- To do
All entries below are to be set down again, identical to the source.
──────
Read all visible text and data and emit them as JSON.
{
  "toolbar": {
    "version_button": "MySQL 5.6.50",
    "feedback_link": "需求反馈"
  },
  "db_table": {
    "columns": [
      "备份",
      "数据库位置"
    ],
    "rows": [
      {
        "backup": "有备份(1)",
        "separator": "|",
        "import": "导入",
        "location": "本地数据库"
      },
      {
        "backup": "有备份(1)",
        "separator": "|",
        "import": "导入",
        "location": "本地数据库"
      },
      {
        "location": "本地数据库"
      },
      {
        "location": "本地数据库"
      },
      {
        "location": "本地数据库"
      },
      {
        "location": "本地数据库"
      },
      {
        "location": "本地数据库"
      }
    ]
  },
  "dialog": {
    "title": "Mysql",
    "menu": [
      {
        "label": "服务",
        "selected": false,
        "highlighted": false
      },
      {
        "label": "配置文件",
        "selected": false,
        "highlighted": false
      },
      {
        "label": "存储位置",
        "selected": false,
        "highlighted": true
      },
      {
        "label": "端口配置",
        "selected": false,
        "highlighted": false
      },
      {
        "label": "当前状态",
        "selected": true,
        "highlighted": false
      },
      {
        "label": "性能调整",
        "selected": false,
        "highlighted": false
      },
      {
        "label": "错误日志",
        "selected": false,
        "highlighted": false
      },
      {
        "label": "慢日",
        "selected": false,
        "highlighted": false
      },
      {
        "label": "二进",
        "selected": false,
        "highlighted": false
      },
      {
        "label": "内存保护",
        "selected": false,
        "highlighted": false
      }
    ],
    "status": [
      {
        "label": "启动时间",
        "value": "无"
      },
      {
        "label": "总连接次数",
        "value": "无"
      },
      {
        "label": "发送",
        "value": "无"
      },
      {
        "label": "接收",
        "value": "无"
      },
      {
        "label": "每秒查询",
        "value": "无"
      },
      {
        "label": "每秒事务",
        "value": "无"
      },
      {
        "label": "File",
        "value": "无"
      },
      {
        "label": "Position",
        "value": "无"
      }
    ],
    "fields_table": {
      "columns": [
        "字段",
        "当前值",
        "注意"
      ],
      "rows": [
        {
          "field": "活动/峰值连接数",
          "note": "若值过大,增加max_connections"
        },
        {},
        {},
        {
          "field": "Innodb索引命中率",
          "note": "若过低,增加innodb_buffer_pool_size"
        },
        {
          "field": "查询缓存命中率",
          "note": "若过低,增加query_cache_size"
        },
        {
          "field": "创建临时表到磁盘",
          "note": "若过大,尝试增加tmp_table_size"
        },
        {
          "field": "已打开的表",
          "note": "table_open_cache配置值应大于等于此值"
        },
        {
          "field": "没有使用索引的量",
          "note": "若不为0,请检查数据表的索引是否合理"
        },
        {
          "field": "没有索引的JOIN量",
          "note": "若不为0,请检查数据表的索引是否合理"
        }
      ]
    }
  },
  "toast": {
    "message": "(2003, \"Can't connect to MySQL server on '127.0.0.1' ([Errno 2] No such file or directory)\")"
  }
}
──────
- Solution to the problem
Read all visible text and data and emit them as JSON.
{
  "toolbar": {
    "version_button": "MySQL 5.6.50",
    "feedback_link": "需求反馈"
  },
  "db_table": {
    "columns": [
      "备份",
      "数据库位置"
    ],
    "rows": [
      {
        "backup": "有备份(1)",
        "separator": "|",
        "import": "导入",
        "location": "本地数据库"
      },
      {
        "backup": "有备份(1)",
        "separator": "|",
        "import": "导入",
        "location": "本地数据库"
      },
      {
        "location": "本地数据库"
      },
      {
        "location": "本地数据库"
      },
      {
        "location": "本地数据库"
      },
      {
        "location": "本地数据库"
      },
      {
        "location": "本地数据库"
      }
    ]
  },
  "dialog": {
    "title": "Mysql",
    "menu": [
      {
        "label": "服务",
        "selected": false,
        "highlighted": false
      },
      {
        "label": "配置文件",
        "selected": false,
        "highlighted": false
      },
      {
        "label": "存储位置",
        "selected": false,
        "highlighted": true
      },
      {
        "label": "端口配置",
        "selected": false,
        "highlighted": false
      },
      {
        "label": "当前状态",
        "selected": true,
        "highlighted": false
      },
      {
        "label": "性能调整",
        "selected": false,
        "highlighted": false
      },
      {
        "label": "错误日志",
        "selected": false,
        "highlighted": false
      },
      {
        "label": "慢日",
        "selected": false,
        "highlighted": false
      },
      {
        "label": "二进",
        "selected": false,
        "highlighted": false
      },
      {
        "label": "内存保护",
        "selected": false,
        "highlighted": false
      }
    ],
    "status": [
      {
        "label": "启动时间",
        "value": "无"
      },
      {
        "label": "总连接次数",
        "value": "无"
      },
      {
        "label": "发送",
        "value": "无"
      },
      {
        "label": "接收",
        "value": "无"
      },
      {
        "label": "每秒查询",
        "value": "无"
      },
      {
        "label": "每秒事务",
        "value": "无"
      },
      {
        "label": "File",
        "value": "无"
      },
      {
        "label": "Position",
        "value": "无"
      }
    ],
    "fields_table": {
      "columns": [
        "字段",
        "当前值",
        "注意"
      ],
      "rows": [
        {
          "field": "活动/峰值连接数",
          "note": "若值过大,增加max_connections"
        },
        {},
        {},
        {
          "field": "Innodb索引命中率",
          "note": "若过低,增加innodb_buffer_pool_size"
        },
        {
          "field": "查询缓存命中率",
          "note": "若过低,增加query_cache_size"
        },
        {
          "field": "创建临时表到磁盘",
          "note": "若过大,尝试增加tmp_table_size"
        },
        {
          "field": "已打开的表",
          "note": "table_open_cache配置值应大于等于此值"
        },
        {
          "field": "没有使用索引的量",
          "note": "若不为0,请检查数据表的索引是否合理"
        },
        {
          "field": "没有索引的JOIN量",
          "note": "若不为0,请检查数据表的索引是否合理"
        }
      ]
    }
  },
  "toast": {
    "message": "(2003, \"Can't connect to MySQL server on '127.0.0.1' ([Errno 2] No such file or directory)\")"
  }
}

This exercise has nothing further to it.